**What is required**
Repeat every line of the material, character for character.

**Stored records**
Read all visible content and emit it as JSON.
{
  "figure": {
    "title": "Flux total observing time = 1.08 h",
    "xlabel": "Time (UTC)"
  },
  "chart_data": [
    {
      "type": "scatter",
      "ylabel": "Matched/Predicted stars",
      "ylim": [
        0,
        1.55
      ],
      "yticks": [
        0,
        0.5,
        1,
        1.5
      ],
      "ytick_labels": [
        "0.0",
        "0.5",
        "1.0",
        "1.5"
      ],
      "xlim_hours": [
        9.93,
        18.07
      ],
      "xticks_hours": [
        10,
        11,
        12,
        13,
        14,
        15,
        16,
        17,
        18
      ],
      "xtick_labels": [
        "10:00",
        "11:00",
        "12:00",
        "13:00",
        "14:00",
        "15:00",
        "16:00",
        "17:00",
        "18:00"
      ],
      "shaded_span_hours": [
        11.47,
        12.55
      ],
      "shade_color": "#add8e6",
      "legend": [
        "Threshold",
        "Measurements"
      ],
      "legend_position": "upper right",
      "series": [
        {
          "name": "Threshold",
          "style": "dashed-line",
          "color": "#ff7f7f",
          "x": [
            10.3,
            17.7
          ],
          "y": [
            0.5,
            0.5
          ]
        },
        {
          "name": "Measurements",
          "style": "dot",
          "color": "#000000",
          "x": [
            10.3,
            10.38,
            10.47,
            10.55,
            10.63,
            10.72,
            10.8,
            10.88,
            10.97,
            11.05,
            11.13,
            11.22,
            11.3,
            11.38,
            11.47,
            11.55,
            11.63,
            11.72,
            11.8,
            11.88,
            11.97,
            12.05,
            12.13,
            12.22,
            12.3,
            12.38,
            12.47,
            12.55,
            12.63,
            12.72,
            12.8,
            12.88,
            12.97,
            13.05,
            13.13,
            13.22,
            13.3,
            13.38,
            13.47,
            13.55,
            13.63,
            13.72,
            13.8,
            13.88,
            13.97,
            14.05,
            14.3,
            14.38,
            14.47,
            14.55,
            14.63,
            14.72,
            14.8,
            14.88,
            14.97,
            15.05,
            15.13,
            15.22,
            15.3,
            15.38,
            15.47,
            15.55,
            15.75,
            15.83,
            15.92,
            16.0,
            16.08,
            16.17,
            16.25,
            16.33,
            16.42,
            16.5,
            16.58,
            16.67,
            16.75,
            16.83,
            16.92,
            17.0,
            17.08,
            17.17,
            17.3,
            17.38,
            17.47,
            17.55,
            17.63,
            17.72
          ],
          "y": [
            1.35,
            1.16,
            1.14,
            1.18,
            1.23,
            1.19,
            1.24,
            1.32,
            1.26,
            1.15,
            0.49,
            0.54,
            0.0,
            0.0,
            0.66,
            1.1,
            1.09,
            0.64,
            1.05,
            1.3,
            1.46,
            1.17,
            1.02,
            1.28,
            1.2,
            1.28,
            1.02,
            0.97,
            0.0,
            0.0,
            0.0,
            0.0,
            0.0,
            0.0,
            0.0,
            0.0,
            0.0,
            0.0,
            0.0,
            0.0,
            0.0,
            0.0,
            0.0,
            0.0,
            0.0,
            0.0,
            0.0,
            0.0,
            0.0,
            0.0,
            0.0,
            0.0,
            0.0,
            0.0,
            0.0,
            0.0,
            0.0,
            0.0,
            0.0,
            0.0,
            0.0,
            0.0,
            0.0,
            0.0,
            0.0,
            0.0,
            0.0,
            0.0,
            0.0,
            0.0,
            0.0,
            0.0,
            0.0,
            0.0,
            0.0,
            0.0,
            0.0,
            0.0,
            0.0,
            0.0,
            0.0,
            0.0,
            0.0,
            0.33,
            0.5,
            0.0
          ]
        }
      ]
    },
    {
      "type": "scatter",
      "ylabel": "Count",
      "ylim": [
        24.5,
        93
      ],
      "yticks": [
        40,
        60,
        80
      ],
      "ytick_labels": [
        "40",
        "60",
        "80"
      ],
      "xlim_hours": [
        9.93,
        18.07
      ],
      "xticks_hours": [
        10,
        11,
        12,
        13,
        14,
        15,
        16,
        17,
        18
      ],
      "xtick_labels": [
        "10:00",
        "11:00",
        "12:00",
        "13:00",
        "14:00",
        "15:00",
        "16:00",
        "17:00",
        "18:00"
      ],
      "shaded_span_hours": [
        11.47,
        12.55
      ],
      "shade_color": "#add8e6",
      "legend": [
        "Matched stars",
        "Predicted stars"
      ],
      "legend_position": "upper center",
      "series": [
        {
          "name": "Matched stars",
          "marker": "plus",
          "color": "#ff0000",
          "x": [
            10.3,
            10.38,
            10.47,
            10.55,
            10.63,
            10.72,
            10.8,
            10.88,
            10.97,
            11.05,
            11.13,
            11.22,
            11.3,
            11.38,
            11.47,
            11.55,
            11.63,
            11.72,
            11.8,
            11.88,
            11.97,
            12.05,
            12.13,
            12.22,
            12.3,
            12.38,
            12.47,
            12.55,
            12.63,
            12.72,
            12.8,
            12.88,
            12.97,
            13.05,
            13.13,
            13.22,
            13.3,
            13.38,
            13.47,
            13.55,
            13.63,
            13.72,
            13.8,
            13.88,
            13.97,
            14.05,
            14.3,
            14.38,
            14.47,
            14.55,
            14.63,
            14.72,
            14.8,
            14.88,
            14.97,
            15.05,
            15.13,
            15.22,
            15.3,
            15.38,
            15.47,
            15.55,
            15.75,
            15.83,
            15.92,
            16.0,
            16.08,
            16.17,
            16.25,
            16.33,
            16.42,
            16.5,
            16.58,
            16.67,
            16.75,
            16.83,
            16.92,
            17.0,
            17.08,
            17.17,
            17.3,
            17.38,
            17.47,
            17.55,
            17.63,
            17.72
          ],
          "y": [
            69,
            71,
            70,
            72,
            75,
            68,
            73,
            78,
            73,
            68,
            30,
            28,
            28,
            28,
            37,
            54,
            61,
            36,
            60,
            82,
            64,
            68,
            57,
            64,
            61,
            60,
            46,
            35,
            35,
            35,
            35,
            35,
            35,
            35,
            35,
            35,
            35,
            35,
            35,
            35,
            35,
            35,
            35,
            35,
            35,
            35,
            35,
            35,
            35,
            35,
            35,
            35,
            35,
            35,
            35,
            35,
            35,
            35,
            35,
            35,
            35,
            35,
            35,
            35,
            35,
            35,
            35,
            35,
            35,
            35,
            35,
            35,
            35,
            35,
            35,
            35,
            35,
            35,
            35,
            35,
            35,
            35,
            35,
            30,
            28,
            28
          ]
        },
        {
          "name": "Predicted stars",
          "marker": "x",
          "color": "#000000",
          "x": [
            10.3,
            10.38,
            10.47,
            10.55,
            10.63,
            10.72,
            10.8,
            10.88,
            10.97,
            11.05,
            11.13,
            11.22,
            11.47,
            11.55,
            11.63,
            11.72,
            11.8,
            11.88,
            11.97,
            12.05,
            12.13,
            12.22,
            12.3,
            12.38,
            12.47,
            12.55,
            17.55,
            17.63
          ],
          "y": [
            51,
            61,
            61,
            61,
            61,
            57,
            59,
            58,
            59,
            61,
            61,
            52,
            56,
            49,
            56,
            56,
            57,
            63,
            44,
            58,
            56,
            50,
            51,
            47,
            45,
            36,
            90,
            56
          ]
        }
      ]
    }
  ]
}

**Solution**
Read all visible content and emit it as JSON.
{
  "figure": {
    "title": "Flux total observing time = 1.08 h",
    "xlabel": "Time (UTC)"
  },
  "chart_data": [
    {
      "type": "scatter",
      "ylabel": "Matched/Predicted stars",
      "ylim": [
        0,
        1.55
      ],
      "yticks": [
        0,
        0.5,
        1,
        1.5
      ],
      "ytick_labels": [
        "0.0",
        "0.5",
        "1.0",
        "1.5"
      ],
      "xlim_hours": [
        9.93,
        18.07
      ],
      "xticks_hours": [
        10,
        11,
        12,
        13,
        14,
        15,
        16,
        17,
        18
      ],
      "xtick_labels": [
        "10:00",
        "11:00",
        "12:00",
        "13:00",
        "14:00",
        "15:00",
        "16:00",
        "17:00",
        "18:00"
      ],
      "shaded_span_hours": [
        11.47,
        12.55
      ],
      "shade_color": "#add8e6",
      "legend": [
        "Threshold",
        "Measurements"
      ],
      "legend_position": "upper right",
      "series": [
        {
          "name": "Threshold",
          "style": "dashed-line",
          "color": "#ff7f7f",
          "x": [
            10.3,
            17.7
          ],
          "y": [
            0.5,
            0.5
          ]
        },
        {
          "name": "Measurements",
          "style": "dot",
          "color": "#000000",
          "x": [
            10.3,
            10.38,
            10.47,
            10.55,
            10.63,
            10.72,
            10.8,
            10.88,
            10.97,
            11.05,
            11.13,
            11.22,
            11.3,
            11.38,
            11.47,
            11.55,
            11.63,
            11.72,
            11.8,
            11.88,
            11.97,
            12.05,
            12.13,
            12.22,
            12.3,
            12.38,
            12.47,
            12.55,
            12.63,
            12.72,
            12.8,
            12.88,
            12.97,
            13.05,
            13.13,
            13.22,
            13.3,
            13.38,
            13.47,
            13.55,
            13.63,
            13.72,
            13.8,
            13.88,
            13.97,
            14.05,
            14.3,
            14.38,
            14.47,
            14.55,
            14.63,
            14.72,
            14.8,
            14.88,
            14.97,
            15.05,
            15.13,
            15.22,
            15.3,
            15.38,
            15.47,
            15.55,
            15.75,
            15.83,
            15.92,
            16.0,
            16.08,
            16.17,
            16.25,
            16.33,
            16.42,
            16.5,
            16.58,
            16.67,
            16.75,
            16.83,
            16.92,
            17.0,
            17.08,
            17.17,
            17.3,
            17.38,
            17.47,
            17.55,
            17.63,
            17.72
          ],
          "y": [
            1.35,
            1.16,
            1.14,
            1.18,
            1.23,
            1.19,
            1.24,
            1.32,
            1.26,
            1.15,
            0.49,
            0.54,
            0.0,
            0.0,
            0.66,
            1.1,
            1.09,
            0.64,
            1.05,
            1.3,
            1.46,
            1.17,
            1.02,
            1.28,
            1.2,
            1.28,
            1.02,
            0.97,
            0.0,
            0.0,
            0.0,
            0.0,
            0.0,
            0.0,
            0.0,
            0.0,
            0.0,
            0.0,
            0.0,
            0.0,
            0.0,
            0.0,
            0.0,
            0.0,
            0.0,
            0.0,
            0.0,
            0.0,
            0.0,
            0.0,
            0.0,
            0.0,
            0.0,
            0.0,
            0.0,
            0.0,
            0.0,
            0.0,
            0.0,
            0.0,
            0.0,
            0.0,
            0.0,
            0.0,
            0.0,
            0.0,
            0.0,
            0.0,
            0.0,
            0.0,
            0.0,
            0.0,
            0.0,
            0.0,
            0.0,
            0.0,
            0.0,
            0.0,
            0.0,
            0.0,
            0.0,
            0.0,
            0.0,
            0.33,
            0.5,
            0.0
          ]
        }
      ]
    },
    {
      "type": "scatter",
      "ylabel": "Count",
      "ylim": [
        24.5,
        93
      ],
      "yticks": [
        40,
        60,
        80
      ],
      "ytick_labels": [
        "40",
        "60",
        "80"
      ],
      "xlim_hours": [
        9.93,
        18.07
      ],
      "xticks_hours": [
        10,
        11,
        12,
        13,
        14,
        15,
        16,
        17,
        18
      ],
      "xtick_labels": [
        "10:00",
        "11:00",
        "12:00",
        "13:00",
        "14:00",
        "15:00",
        "16:00",
        "17:00",
        "18:00"
      ],
      "shaded_span_hours": [
        11.47,
        12.55
      ],
      "shade_color": "#add8e6",
      "legend": [
        "Matched stars",
        "Predicted stars"
      ],
      "legend_position": "upper center",
      "series": [
        {
          "name": "Matched stars",
          "marker": "plus",
          "color": "#ff0000",
          "x": [
            10.3,
            10.38,
            10.47,
            10.55,
            10.63,
            10.72,
            10.8,
            10.88,
            10.97,
            11.05,
            11.13,
            11.22,
            11.3,
            11.38,
            11.47,
            11.55,
            11.63,
            11.72,
            11.8,
            11.88,
            11.97,
            12.05,
            12.13,
            12.22,
            12.3,
            12.38,
            12.47,
            12.55,
            12.63,
            12.72,
            12.8,
            12.88,
            12.97,
            13.05,
            13.13,
            13.22,
            13.3,
            13.38,
            13.47,
            13.55,
            13.63,
            13.72,
            13.8,
            13.88,
            13.97,
            14.05,
            14.3,
            14.38,
            14.47,
            14.55,
            14.63,
            14.72,
            14.8,
            14.88,
            14.97,
            15.05,
            15.13,
            15.22,
            15.3,
            15.38,
            15.47,
            15.55,
            15.75,
            15.83,
            15.92,
            16.0,
            16.08,
            16.17,
            16.25,
            16.33,
            16.42,
            16.5,
            16.58,
            16.67,
            16.75,
            16.83,
            16.92,
            17.0,
            17.08,
            17.17,
            17.3,
            17.38,
            17.47,
            17.55,
            17.63,
            17.72
          ],
          "y": [
            69,
            71,
            70,
            72,
            75,
            68,
            73,
            78,
            73,
            68,
            30,
            28,
            28,
            28,
            37,
            54,
            61,
            36,
            60,
            82,
            64,
            68,
            57,
            64,
            61,
            60,
            46,
            35,
            35,
            35,
            35,
            35,
            35,
            35,
            35,
            35,
            35,
            35,
            35,
            35,
            35,
            35,
            35,
            35,
            35,
            35,
            35,
            35,
            35,
            35,
            35,
            35,
            35,
            35,
            35,
            35,
            35,
            35,
            35,
            35,
            35,
            35,
            35,
            35,
            35,
            35,
            35,
            35,
            35,
            35,
            35,
            35,
            35,
            35,
            35,
            35,
            35,
            35,
            35,
            35,
            35,
            35,
            35,
            30,
            28,
            28
          ]
        },
        {
          "name": "Predicted stars",
          "marker": "x",
          "color": "#000000",
          "x": [
            10.3,
            10.38,
            10.47,
            10.55,
            10.63,
            10.72,
            10.8,
            10.88,
            10.97,
            11.05,
            11.13,
            11.22,
            11.47,
            11.55,
            11.63,
            11.72,
            11.8,
            11.88,
            11.97,
            12.05,
            12.13,
            12.22,
            12.3,
            12.38,
            12.47,
            12.55,
            17.55,
            17.63
          ],
          "y": [
            51,
            61,
            61,
            61,
            61,
            57,
            59,
            58,
            59,
            61,
            61,
            52,
            56,
            49,
            56,
            56,
            57,
            63,
            44,
            58,
            56,
            50,
            51,
            47,
            45,
            36,
            90,
            56
          ]
        }
      ]
    }
  ]
}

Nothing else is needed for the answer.